## Directions
Output all of the entries below precisely as written.

=== Extracted entries ===

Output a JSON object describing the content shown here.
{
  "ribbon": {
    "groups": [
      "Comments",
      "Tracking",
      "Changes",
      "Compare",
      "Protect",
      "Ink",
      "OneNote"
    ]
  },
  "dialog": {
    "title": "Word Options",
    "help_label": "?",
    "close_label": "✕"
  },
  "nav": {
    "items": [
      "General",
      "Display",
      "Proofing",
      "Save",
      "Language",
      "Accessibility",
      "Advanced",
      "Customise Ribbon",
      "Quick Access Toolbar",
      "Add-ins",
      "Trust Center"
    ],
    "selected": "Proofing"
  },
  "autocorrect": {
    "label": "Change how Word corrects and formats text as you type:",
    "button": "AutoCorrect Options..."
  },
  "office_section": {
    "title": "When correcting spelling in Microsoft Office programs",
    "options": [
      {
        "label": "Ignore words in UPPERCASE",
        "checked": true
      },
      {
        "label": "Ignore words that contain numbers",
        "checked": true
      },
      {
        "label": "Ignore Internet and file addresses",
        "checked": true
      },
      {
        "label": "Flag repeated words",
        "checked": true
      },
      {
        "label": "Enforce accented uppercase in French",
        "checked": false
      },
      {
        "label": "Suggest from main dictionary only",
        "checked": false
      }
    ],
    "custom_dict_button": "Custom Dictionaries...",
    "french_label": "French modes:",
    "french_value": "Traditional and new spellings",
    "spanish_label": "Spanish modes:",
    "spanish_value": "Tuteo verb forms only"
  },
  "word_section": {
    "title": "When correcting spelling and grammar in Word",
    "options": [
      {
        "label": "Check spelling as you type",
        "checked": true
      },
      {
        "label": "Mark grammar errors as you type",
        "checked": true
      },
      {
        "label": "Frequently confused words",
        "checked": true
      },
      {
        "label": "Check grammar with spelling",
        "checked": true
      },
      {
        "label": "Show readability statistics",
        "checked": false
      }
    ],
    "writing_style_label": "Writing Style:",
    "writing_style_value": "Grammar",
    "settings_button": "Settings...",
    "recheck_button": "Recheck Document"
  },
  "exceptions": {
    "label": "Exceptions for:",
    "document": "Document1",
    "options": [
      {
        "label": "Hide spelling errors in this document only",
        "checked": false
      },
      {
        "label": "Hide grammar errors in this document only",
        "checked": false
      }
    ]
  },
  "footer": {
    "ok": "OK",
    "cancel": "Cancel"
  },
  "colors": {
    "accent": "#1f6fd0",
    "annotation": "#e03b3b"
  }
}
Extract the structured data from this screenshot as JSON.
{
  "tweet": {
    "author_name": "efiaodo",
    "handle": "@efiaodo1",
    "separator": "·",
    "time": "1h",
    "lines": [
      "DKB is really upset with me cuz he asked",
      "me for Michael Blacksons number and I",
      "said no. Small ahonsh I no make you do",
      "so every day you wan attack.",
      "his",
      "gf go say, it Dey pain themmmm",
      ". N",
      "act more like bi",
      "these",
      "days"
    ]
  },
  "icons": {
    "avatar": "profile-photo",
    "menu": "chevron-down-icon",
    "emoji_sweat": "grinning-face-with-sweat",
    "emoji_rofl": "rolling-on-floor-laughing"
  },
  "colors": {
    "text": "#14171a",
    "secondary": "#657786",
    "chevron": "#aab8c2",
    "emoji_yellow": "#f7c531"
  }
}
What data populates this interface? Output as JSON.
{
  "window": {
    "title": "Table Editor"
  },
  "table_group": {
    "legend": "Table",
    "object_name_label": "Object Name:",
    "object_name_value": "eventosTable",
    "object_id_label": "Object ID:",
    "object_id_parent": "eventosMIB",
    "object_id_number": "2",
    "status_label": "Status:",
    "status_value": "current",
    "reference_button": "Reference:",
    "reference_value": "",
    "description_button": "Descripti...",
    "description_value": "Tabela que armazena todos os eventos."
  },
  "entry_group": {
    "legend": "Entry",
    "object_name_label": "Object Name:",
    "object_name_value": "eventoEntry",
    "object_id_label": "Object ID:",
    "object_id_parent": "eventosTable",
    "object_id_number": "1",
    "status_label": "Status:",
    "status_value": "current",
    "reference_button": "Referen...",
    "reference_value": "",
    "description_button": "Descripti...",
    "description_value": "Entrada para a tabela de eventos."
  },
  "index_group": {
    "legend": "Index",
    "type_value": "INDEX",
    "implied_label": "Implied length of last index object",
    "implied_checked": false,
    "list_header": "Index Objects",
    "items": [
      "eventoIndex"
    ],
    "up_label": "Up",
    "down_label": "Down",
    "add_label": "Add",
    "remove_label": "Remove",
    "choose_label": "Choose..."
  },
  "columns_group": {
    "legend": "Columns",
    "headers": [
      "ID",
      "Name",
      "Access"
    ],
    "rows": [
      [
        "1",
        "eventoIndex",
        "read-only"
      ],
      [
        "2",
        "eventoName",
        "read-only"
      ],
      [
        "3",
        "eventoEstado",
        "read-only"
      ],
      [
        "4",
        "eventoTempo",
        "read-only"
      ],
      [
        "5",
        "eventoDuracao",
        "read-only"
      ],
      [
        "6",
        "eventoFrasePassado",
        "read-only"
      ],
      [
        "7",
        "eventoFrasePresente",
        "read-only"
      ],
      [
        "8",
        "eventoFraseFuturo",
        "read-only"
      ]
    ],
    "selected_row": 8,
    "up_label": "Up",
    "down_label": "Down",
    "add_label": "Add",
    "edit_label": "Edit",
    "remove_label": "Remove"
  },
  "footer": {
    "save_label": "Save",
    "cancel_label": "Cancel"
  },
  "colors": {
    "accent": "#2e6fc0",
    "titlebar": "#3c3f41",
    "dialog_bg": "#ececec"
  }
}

===

## The response
Output a JSON object describing the content shown here.
{
  "ribbon": {
    "groups": [
      "Comments",
      "Tracking",
      "Changes",
      "Compare",
      "Protect",
      "Ink",
      "OneNote"
    ]
  },
  "dialog": {
    "title": "Word Options",
    "help_label": "?",
    "close_label": "✕"
  },
  "nav": {
    "items": [
      "General",
      "Display",
      "Proofing",
      "Save",
      "Language",
      "Accessibility",
      "Advanced",
      "Customise Ribbon",
      "Quick Access Toolbar",
      "Add-ins",
      "Trust Center"
    ],
    "selected": "Proofing"
  },
  "autocorrect": {
    "label": "Change how Word corrects and formats text as you type:",
    "button": "AutoCorrect Options..."
  },
  "office_section": {
    "title": "When correcting spelling in Microsoft Office programs",
    "options": [
      {
        "label": "Ignore words in UPPERCASE",
        "checked": true
      },
      {
        "label": "Ignore words that contain numbers",
        "checked": true
      },
      {
        "label": "Ignore Internet and file addresses",
        "checked": true
      },
      {
        "label": "Flag repeated words",
        "checked": true
      },
      {
        "label": "Enforce accented uppercase in French",
        "checked": false
      },
      {
        "label": "Suggest from main dictionary only",
        "checked": false
      }
    ],
    "custom_dict_button": "Custom Dictionaries...",
    "french_label": "French modes:",
    "french_value": "Traditional and new spellings",
    "spanish_label": "Spanish modes:",
    "spanish_value": "Tuteo verb forms only"
  },
  "word_section": {
    "title": "When correcting spelling and grammar in Word",
    "options": [
      {
        "label": "Check spelling as you type",
        "checked": true
      },
      {
        "label": "Mark grammar errors as you type",
        "checked": true
      },
      {
        "label": "Frequently confused words",
        "checked": true
      },
      {
        "label": "Check grammar with spelling",
        "checked": true
      },
      {
        "label": "Show readability statistics",
        "checked": false
      }
    ],
    "writing_style_label": "Writing Style:",
    "writing_style_value": "Grammar",
    "settings_button": "Settings...",
    "recheck_button": "Recheck Document"
  },
  "exceptions": {
    "label": "Exceptions for:",
    "document": "Document1",
    "options": [
      {
        "label": "Hide spelling errors in this document only",
        "checked": false
      },
      {
        "label": "Hide grammar errors in this document only",
        "checked": false
      }
    ]
  },
  "footer": {
    "ok": "OK",
    "cancel": "Cancel"
  },
  "colors": {
    "accent": "#1f6fd0",
    "annotation": "#e03b3b"
  }
}
Extract the structured data from this screenshot as JSON.
{
  "tweet": {
    "author_name": "efiaodo",
    "handle": "@efiaodo1",
    "separator": "·",
    "time": "1h",
    "lines": [
      "DKB is really upset with me cuz he asked",
      "me for Michael Blacksons number and I",
      "said no. Small ahonsh I no make you do",
      "so every day you wan attack.",
      "his",
      "gf go say, it Dey pain themmmm",
      ". N",
      "act more like bi",
      "these",
      "days"
    ]
  },
  "icons": {
    "avatar": "profile-photo",
    "menu": "chevron-down-icon",
    "emoji_sweat": "grinning-face-with-sweat",
    "emoji_rofl": "rolling-on-floor-laughing"
  },
  "colors": {
    "text": "#14171a",
    "secondary": "#657786",
    "chevron": "#aab8c2",
    "emoji_yellow": "#f7c531"
  }
}
What data populates this interface? Output as JSON.
{
  "window": {
    "title": "Table Editor"
  },
  "table_group": {
    "legend": "Table",
    "object_name_label": "Object Name:",
    "object_name_value": "eventosTable",
    "object_id_label": "Object ID:",
    "object_id_parent": "eventosMIB",
    "object_id_number": "2",
    "status_label": "Status:",
    "status_value": "current",
    "reference_button": "Reference:",
    "reference_value": "",
    "description_button": "Descripti...",
    "description_value": "Tabela que armazena todos os eventos."
  },
  "entry_group": {
    "legend": "Entry",
    "object_name_label": "Object Name:",
    "object_name_value": "eventoEntry",
    "object_id_label": "Object ID:",
    "object_id_parent": "eventosTable",
    "object_id_number": "1",
    "status_label": "Status:",
    "status_value": "current",
    "reference_button": "Referen...",
    "reference_value": "",
    "description_button": "Descripti...",
    "description_value": "Entrada para a tabela de eventos."
  },
  "index_group": {
    "legend": "Index",
    "type_value": "INDEX",
    "implied_label": "Implied length of last index object",
    "implied_checked": false,
    "list_header": "Index Objects",
    "items": [
      "eventoIndex"
    ],
    "up_label": "Up",
    "down_label": "Down",
    "add_label": "Add",
    "remove_label": "Remove",
    "choose_label": "Choose..."
  },
  "columns_group": {
    "legend": "Columns",
    "headers": [
      "ID",
      "Name",
      "Access"
    ],
    "rows": [
      [
        "1",
        "eventoIndex",
        "read-only"
      ],
      [
        "2",
        "eventoName",
        "read-only"
      ],
      [
        "3",
        "eventoEstado",
        "read-only"
      ],
      [
        "4",
        "eventoTempo",
        "read-only"
      ],
      [
        "5",
        "eventoDuracao",
        "read-only"
      ],
      [
        "6",
        "eventoFrasePassado",
        "read-only"
      ],
      [
        "7",
        "eventoFrasePresente",
        "read-only"
      ],
      [
        "8",
        "eventoFraseFuturo",
        "read-only"
      ]
    ],
    "selected_row": 8,
    "up_label": "Up",
    "down_label": "Down",
    "add_label": "Add",
    "edit_label": "Edit",
    "remove_label": "Remove"
  },
  "footer": {
    "save_label": "Save",
    "cancel_label": "Cancel"
  },
  "colors": {
    "accent": "#2e6fc0",
    "titlebar": "#3c3f41",
    "dialog_bg": "#ececec"
  }
}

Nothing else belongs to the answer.